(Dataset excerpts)
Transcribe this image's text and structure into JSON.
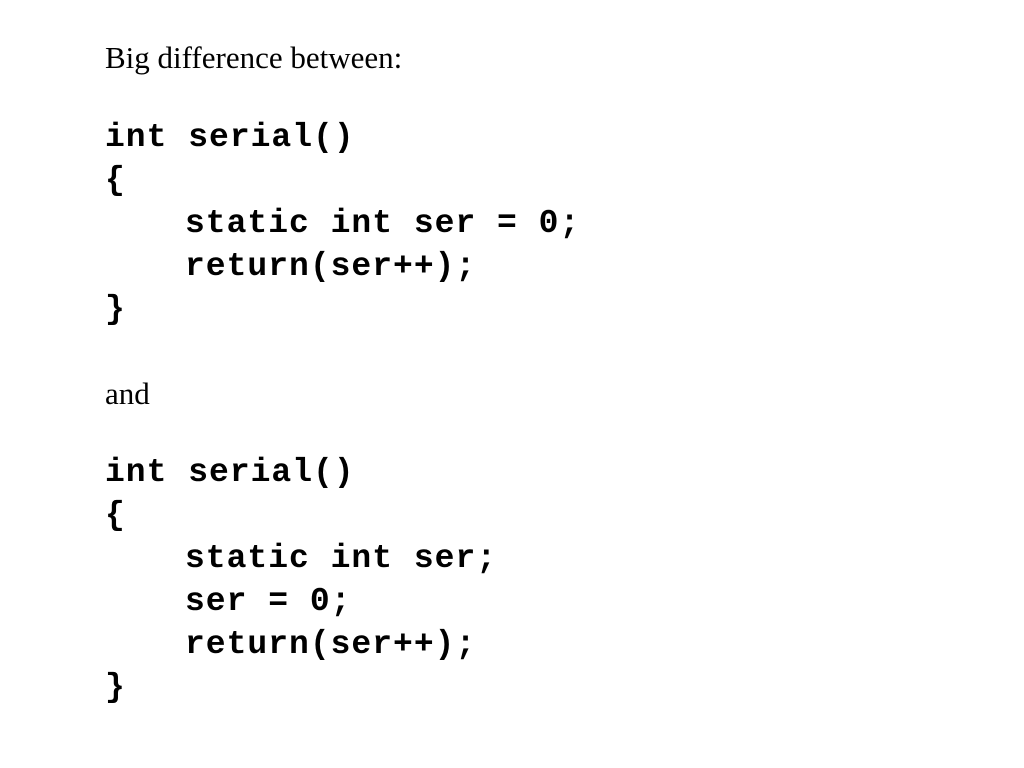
{
  "intro_text": "Big difference between:",
  "connector_text": "and",
  "snippet_a": {
    "signature": "int serial()",
    "open_brace": "{",
    "decl": "static int ser = 0;",
    "ret": "return(ser++);",
    "close_brace": "}"
  },
  "snippet_b": {
    "signature": "int serial()",
    "open_brace": "{",
    "decl": "static int ser;",
    "assign": "ser = 0;",
    "ret": "return(ser++);",
    "close_brace": "}"
  }
}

» **Description of the task**
Repeat each record exactly as shown above, dropping all images.

» **Correct response**
Transcribe this image's text and structure into JSON.
{
  "intro_text": "Big difference between:",
  "connector_text": "and",
  "snippet_a": {
    "signature": "int serial()",
    "open_brace": "{",
    "decl": "static int ser = 0;",
    "ret": "return(ser++);",
    "close_brace": "}"
  },
  "snippet_b": {
    "signature": "int serial()",
    "open_brace": "{",
    "decl": "static int ser;",
    "assign": "ser = 0;",
    "ret": "return(ser++);",
    "close_brace": "}"
  }
}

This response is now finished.